What this task involves: Give all of the lines again, with nothing added or dropped.

--- BEGIN Dataset records ---

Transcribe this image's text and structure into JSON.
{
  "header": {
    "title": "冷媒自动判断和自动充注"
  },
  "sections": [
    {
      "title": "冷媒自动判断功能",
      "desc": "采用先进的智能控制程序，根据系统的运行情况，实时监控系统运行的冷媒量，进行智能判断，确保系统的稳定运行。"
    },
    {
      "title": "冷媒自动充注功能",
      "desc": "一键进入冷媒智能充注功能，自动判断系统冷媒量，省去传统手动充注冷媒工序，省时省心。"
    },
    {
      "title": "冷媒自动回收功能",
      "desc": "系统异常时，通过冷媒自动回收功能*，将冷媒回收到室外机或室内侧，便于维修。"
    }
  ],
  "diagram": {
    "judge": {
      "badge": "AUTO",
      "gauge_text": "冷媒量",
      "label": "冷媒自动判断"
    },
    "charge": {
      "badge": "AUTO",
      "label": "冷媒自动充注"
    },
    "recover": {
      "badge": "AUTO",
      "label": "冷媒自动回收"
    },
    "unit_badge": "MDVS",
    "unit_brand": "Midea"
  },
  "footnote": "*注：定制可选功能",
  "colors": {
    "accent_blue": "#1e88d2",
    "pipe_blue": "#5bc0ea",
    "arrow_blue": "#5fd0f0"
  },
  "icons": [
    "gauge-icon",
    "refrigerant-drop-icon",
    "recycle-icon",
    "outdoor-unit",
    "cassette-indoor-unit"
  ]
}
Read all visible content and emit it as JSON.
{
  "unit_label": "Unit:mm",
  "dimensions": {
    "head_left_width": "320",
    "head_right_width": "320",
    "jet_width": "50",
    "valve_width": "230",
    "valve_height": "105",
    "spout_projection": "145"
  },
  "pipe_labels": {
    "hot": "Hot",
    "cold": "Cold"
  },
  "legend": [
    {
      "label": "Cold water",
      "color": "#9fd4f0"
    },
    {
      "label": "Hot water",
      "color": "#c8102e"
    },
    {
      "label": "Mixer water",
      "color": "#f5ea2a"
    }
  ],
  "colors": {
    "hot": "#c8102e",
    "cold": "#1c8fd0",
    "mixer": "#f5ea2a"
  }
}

--- END Dataset records ---

Correct result:
Transcribe this image's text and structure into JSON.
{
  "header": {
    "title": "冷媒自动判断和自动充注"
  },
  "sections": [
    {
      "title": "冷媒自动判断功能",
      "desc": "采用先进的智能控制程序，根据系统的运行情况，实时监控系统运行的冷媒量，进行智能判断，确保系统的稳定运行。"
    },
    {
      "title": "冷媒自动充注功能",
      "desc": "一键进入冷媒智能充注功能，自动判断系统冷媒量，省去传统手动充注冷媒工序，省时省心。"
    },
    {
      "title": "冷媒自动回收功能",
      "desc": "系统异常时，通过冷媒自动回收功能*，将冷媒回收到室外机或室内侧，便于维修。"
    }
  ],
  "diagram": {
    "judge": {
      "badge": "AUTO",
      "gauge_text": "冷媒量",
      "label": "冷媒自动判断"
    },
    "charge": {
      "badge": "AUTO",
      "label": "冷媒自动充注"
    },
    "recover": {
      "badge": "AUTO",
      "label": "冷媒自动回收"
    },
    "unit_badge": "MDVS",
    "unit_brand": "Midea"
  },
  "footnote": "*注：定制可选功能",
  "colors": {
    "accent_blue": "#1e88d2",
    "pipe_blue": "#5bc0ea",
    "arrow_blue": "#5fd0f0"
  },
  "icons": [
    "gauge-icon",
    "refrigerant-drop-icon",
    "recycle-icon",
    "outdoor-unit",
    "cassette-indoor-unit"
  ]
}
Read all visible content and emit it as JSON.
{
  "unit_label": "Unit:mm",
  "dimensions": {
    "head_left_width": "320",
    "head_right_width": "320",
    "jet_width": "50",
    "valve_width": "230",
    "valve_height": "105",
    "spout_projection": "145"
  },
  "pipe_labels": {
    "hot": "Hot",
    "cold": "Cold"
  },
  "legend": [
    {
      "label": "Cold water",
      "color": "#9fd4f0"
    },
    {
      "label": "Hot water",
      "color": "#c8102e"
    },
    {
      "label": "Mixer water",
      "color": "#f5ea2a"
    }
  ],
  "colors": {
    "hot": "#c8102e",
    "cold": "#1c8fd0",
    "mixer": "#f5ea2a"
  }
}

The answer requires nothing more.